- [EXCERPTED RECORDS]

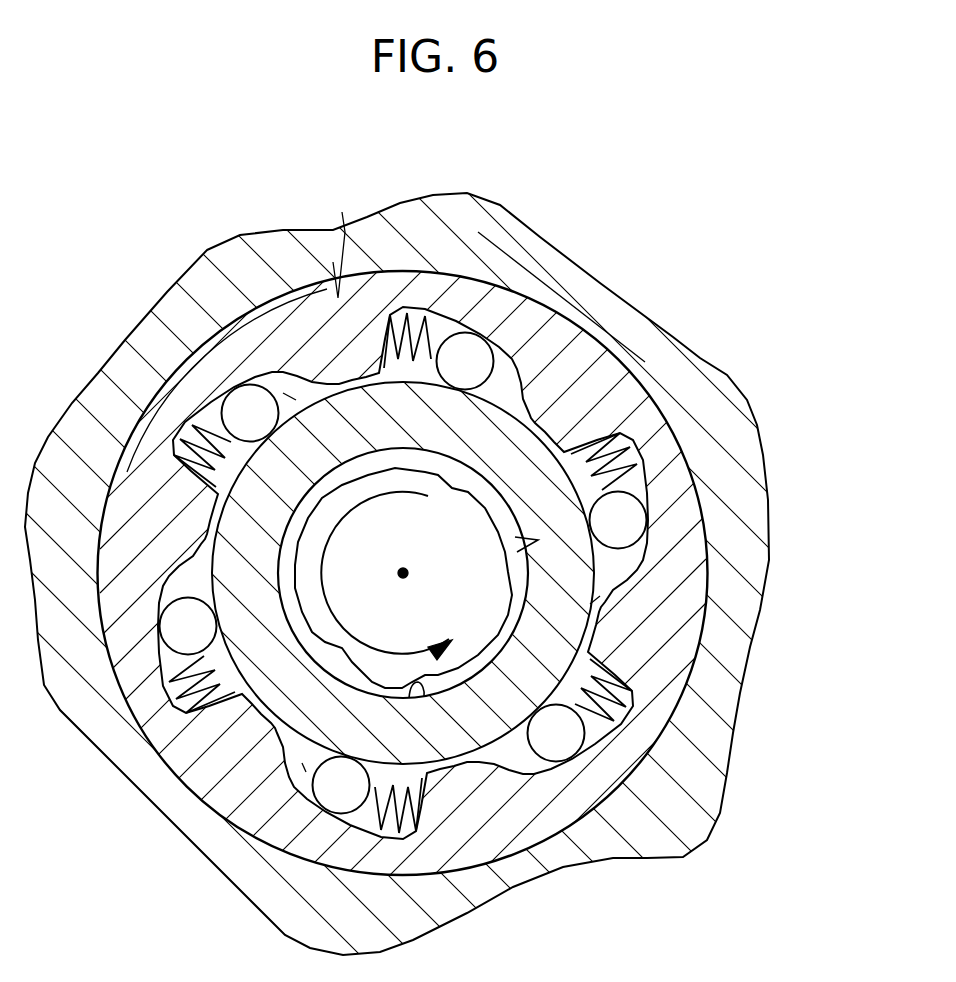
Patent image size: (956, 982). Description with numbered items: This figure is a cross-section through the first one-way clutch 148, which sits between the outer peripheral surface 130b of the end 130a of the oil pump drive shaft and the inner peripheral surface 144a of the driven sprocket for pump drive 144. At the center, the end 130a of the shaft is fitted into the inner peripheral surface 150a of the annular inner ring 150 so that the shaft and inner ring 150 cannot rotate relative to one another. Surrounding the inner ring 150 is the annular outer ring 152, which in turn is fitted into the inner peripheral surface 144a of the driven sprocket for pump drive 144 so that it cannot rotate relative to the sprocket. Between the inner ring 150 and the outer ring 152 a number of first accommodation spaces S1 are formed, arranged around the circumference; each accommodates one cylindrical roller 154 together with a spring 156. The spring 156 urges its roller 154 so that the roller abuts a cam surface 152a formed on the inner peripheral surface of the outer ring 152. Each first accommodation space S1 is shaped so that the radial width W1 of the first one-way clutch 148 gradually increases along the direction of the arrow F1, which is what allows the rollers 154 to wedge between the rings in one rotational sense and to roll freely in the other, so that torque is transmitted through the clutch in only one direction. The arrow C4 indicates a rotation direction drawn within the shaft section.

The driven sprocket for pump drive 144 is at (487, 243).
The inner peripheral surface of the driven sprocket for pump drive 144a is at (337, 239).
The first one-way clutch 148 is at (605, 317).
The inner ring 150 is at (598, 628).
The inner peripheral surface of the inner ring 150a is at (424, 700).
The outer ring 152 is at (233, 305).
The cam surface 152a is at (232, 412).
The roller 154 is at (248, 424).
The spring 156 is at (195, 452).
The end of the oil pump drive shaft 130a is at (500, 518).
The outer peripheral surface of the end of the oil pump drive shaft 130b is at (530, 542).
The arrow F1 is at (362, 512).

- [TASK INSTRUCTIONS] Copy out every line of the entries above word for word, without the pictures.

- [WRITTEN SOLUTION]
Patent image size: (956, 982). Description with numbered items: This figure is a cross-section through the first one-way clutch 148, which sits between the outer peripheral surface 130b of the end 130a of the oil pump drive shaft and the inner peripheral surface 144a of the driven sprocket for pump drive 144. At the center, the end 130a of the shaft is fitted into the inner peripheral surface 150a of the annular inner ring 150 so that the shaft and inner ring 150 cannot rotate relative to one another. Surrounding the inner ring 150 is the annular outer ring 152, which in turn is fitted into the inner peripheral surface 144a of the driven sprocket for pump drive 144 so that it cannot rotate relative to the sprocket. Between the inner ring 150 and the outer ring 152 a number of first accommodation spaces S1 are formed, arranged around the circumference; each accommodates one cylindrical roller 154 together with a spring 156. The spring 156 urges its roller 154 so that the roller abuts a cam surface 152a formed on the inner peripheral surface of the outer ring 152. Each first accommodation space S1 is shaped so that the radial width W1 of the first one-way clutch 148 gradually increases along the direction of the arrow F1, which is what allows the rollers 154 to wedge between the rings in one rotational sense and to roll freely in the other, so that torque is transmitted through the clutch in only one direction. The arrow C4 indicates a rotation direction drawn within the shaft section.

The driven sprocket for pump drive 144 is at (487, 243).
The inner peripheral surface of the driven sprocket for pump drive 144a is at (337, 239).
The first one-way clutch 148 is at (605, 317).
The inner ring 150 is at (598, 628).
The inner peripheral surface of the inner ring 150a is at (424, 700).
The outer ring 152 is at (233, 305).
The cam surface 152a is at (232, 412).
The roller 154 is at (248, 424).
The spring 156 is at (195, 452).
The end of the oil pump drive shaft 130a is at (500, 518).
The outer peripheral surface of the end of the oil pump drive shaft 130b is at (530, 542).
The arrow F1 is at (362, 512).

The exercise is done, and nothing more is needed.